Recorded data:
= = = =
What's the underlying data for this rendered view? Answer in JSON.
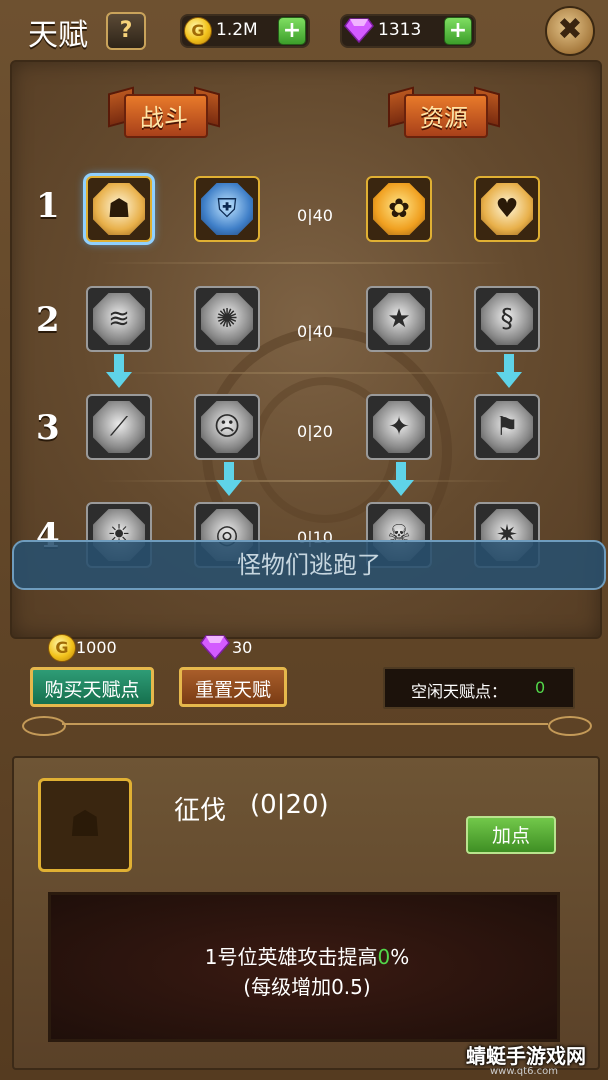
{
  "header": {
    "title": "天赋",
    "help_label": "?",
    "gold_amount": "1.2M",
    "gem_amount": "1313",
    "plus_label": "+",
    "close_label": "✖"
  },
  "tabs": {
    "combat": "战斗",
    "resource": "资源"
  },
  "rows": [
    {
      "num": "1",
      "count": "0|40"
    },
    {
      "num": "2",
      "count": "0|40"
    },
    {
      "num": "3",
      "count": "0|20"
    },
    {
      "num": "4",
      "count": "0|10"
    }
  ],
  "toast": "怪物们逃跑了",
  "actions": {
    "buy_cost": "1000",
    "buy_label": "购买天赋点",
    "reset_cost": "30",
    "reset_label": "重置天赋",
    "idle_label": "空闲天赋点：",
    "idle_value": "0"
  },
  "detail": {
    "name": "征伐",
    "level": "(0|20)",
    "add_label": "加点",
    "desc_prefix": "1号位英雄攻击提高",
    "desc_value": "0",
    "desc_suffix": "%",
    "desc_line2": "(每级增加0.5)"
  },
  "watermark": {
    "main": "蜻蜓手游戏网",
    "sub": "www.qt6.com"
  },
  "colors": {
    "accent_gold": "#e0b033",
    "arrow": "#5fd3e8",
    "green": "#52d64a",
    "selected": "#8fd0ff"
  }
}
= = = =
**PROMPT:** Transcribe every record above exactly, leaving out the pictures.

**COMPLETE ANSWER:**
What's the underlying data for this rendered view? Answer in JSON.
{
  "header": {
    "title": "天赋",
    "help_label": "?",
    "gold_amount": "1.2M",
    "gem_amount": "1313",
    "plus_label": "+",
    "close_label": "✖"
  },
  "tabs": {
    "combat": "战斗",
    "resource": "资源"
  },
  "rows": [
    {
      "num": "1",
      "count": "0|40"
    },
    {
      "num": "2",
      "count": "0|40"
    },
    {
      "num": "3",
      "count": "0|20"
    },
    {
      "num": "4",
      "count": "0|10"
    }
  ],
  "toast": "怪物们逃跑了",
  "actions": {
    "buy_cost": "1000",
    "buy_label": "购买天赋点",
    "reset_cost": "30",
    "reset_label": "重置天赋",
    "idle_label": "空闲天赋点：",
    "idle_value": "0"
  },
  "detail": {
    "name": "征伐",
    "level": "(0|20)",
    "add_label": "加点",
    "desc_prefix": "1号位英雄攻击提高",
    "desc_value": "0",
    "desc_suffix": "%",
    "desc_line2": "(每级增加0.5)"
  },
  "watermark": {
    "main": "蜻蜓手游戏网",
    "sub": "www.qt6.com"
  },
  "colors": {
    "accent_gold": "#e0b033",
    "arrow": "#5fd3e8",
    "green": "#52d64a",
    "selected": "#8fd0ff"
  }
}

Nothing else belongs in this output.